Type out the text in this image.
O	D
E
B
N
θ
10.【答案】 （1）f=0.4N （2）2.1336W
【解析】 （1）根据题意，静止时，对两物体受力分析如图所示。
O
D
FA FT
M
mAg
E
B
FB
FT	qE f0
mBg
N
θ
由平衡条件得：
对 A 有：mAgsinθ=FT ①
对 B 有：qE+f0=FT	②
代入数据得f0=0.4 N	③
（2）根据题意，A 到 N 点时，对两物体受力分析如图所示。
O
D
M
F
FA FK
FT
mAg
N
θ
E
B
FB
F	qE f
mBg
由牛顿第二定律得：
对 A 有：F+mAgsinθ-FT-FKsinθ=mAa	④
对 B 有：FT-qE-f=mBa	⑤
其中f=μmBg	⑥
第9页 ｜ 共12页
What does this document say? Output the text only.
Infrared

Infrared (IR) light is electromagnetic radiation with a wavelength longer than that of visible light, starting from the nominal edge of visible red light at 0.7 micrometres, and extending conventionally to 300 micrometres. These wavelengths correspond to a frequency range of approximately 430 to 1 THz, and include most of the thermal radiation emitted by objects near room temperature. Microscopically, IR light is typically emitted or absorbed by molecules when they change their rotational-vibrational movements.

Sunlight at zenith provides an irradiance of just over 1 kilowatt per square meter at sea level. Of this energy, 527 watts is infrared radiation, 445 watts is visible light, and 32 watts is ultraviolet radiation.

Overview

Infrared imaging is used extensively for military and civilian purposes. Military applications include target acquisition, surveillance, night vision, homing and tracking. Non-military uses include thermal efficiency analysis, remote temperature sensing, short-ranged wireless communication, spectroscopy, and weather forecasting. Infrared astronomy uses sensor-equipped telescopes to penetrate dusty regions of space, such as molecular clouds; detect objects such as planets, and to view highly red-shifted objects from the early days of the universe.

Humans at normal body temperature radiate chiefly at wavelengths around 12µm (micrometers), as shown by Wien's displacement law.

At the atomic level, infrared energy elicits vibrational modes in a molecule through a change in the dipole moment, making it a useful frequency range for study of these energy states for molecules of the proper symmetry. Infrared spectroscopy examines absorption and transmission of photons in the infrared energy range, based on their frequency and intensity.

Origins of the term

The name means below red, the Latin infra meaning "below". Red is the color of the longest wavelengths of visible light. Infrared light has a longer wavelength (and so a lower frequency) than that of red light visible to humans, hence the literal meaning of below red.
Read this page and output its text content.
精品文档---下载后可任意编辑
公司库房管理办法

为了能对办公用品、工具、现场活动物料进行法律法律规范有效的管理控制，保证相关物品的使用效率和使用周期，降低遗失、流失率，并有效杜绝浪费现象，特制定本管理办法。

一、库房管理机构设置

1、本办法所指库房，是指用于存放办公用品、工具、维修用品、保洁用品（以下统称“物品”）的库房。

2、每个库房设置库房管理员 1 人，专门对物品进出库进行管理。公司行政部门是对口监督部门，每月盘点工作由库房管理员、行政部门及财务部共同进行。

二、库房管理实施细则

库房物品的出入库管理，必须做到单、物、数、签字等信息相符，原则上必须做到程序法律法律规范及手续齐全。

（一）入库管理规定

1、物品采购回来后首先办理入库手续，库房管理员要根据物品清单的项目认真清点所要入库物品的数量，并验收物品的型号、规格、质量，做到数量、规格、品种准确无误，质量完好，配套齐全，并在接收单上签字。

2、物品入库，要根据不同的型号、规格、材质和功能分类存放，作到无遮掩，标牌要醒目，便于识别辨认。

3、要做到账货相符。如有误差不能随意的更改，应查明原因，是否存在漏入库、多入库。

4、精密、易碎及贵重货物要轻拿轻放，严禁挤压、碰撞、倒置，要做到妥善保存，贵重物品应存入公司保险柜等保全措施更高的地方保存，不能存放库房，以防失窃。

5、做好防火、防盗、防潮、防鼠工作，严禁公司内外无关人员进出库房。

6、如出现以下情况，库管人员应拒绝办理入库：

□ □ □

> **Stated exercise**:
The data above must be returned in full, exactly as written.

> **Written solution**:
Type out the text in this image.
O	D
E
B
N
θ
10.【答案】 （1）f=0.4N （2）2.1336W
【解析】 （1）根据题意，静止时，对两物体受力分析如图所示。
O
D
FA FT
M
mAg
E
B
FB
FT	qE f0
mBg
N
θ
由平衡条件得：
对 A 有：mAgsinθ=FT ①
对 B 有：qE+f0=FT	②
代入数据得f0=0.4 N	③
（2）根据题意，A 到 N 点时，对两物体受力分析如图所示。
O
D
M
F
FA FK
FT
mAg
N
θ
E
B
FB
F	qE f
mBg
由牛顿第二定律得：
对 A 有：F+mAgsinθ-FT-FKsinθ=mAa	④
对 B 有：FT-qE-f=mBa	⑤
其中f=μmBg	⑥
第9页 ｜ 共12页
What does this document say? Output the text only.
Infrared

Infrared (IR) light is electromagnetic radiation with a wavelength longer than that of visible light, starting from the nominal edge of visible red light at 0.7 micrometres, and extending conventionally to 300 micrometres. These wavelengths correspond to a frequency range of approximately 430 to 1 THz, and include most of the thermal radiation emitted by objects near room temperature. Microscopically, IR light is typically emitted or absorbed by molecules when they change their rotational-vibrational movements.

Sunlight at zenith provides an irradiance of just over 1 kilowatt per square meter at sea level. Of this energy, 527 watts is infrared radiation, 445 watts is visible light, and 32 watts is ultraviolet radiation.

Overview

Infrared imaging is used extensively for military and civilian purposes. Military applications include target acquisition, surveillance, night vision, homing and tracking. Non-military uses include thermal efficiency analysis, remote temperature sensing, short-ranged wireless communication, spectroscopy, and weather forecasting. Infrared astronomy uses sensor-equipped telescopes to penetrate dusty regions of space, such as molecular clouds; detect objects such as planets, and to view highly red-shifted objects from the early days of the universe.

Humans at normal body temperature radiate chiefly at wavelengths around 12µm (micrometers), as shown by Wien's displacement law.

At the atomic level, infrared energy elicits vibrational modes in a molecule through a change in the dipole moment, making it a useful frequency range for study of these energy states for molecules of the proper symmetry. Infrared spectroscopy examines absorption and transmission of photons in the infrared energy range, based on their frequency and intensity.

Origins of the term

The name means below red, the Latin infra meaning "below". Red is the color of the longest wavelengths of visible light. Infrared light has a longer wavelength (and so a lower frequency) than that of red light visible to humans, hence the literal meaning of below red.
Read this page and output its text content.
精品文档---下载后可任意编辑
公司库房管理办法

为了能对办公用品、工具、现场活动物料进行法律法律规范有效的管理控制，保证相关物品的使用效率和使用周期，降低遗失、流失率，并有效杜绝浪费现象，特制定本管理办法。

一、库房管理机构设置

1、本办法所指库房，是指用于存放办公用品、工具、维修用品、保洁用品（以下统称“物品”）的库房。

2、每个库房设置库房管理员 1 人，专门对物品进出库进行管理。公司行政部门是对口监督部门，每月盘点工作由库房管理员、行政部门及财务部共同进行。

二、库房管理实施细则

库房物品的出入库管理，必须做到单、物、数、签字等信息相符，原则上必须做到程序法律法律规范及手续齐全。

（一）入库管理规定

1、物品采购回来后首先办理入库手续，库房管理员要根据物品清单的项目认真清点所要入库物品的数量，并验收物品的型号、规格、质量，做到数量、规格、品种准确无误，质量完好，配套齐全，并在接收单上签字。

2、物品入库，要根据不同的型号、规格、材质和功能分类存放，作到无遮掩，标牌要醒目，便于识别辨认。

3、要做到账货相符。如有误差不能随意的更改，应查明原因，是否存在漏入库、多入库。

4、精密、易碎及贵重货物要轻拿轻放，严禁挤压、碰撞、倒置，要做到妥善保存，贵重物品应存入公司保险柜等保全措施更高的地方保存，不能存放库房，以防失窃。

5、做好防火、防盗、防潮、防鼠工作，严禁公司内外无关人员进出库房。

6、如出现以下情况，库管人员应拒绝办理入库：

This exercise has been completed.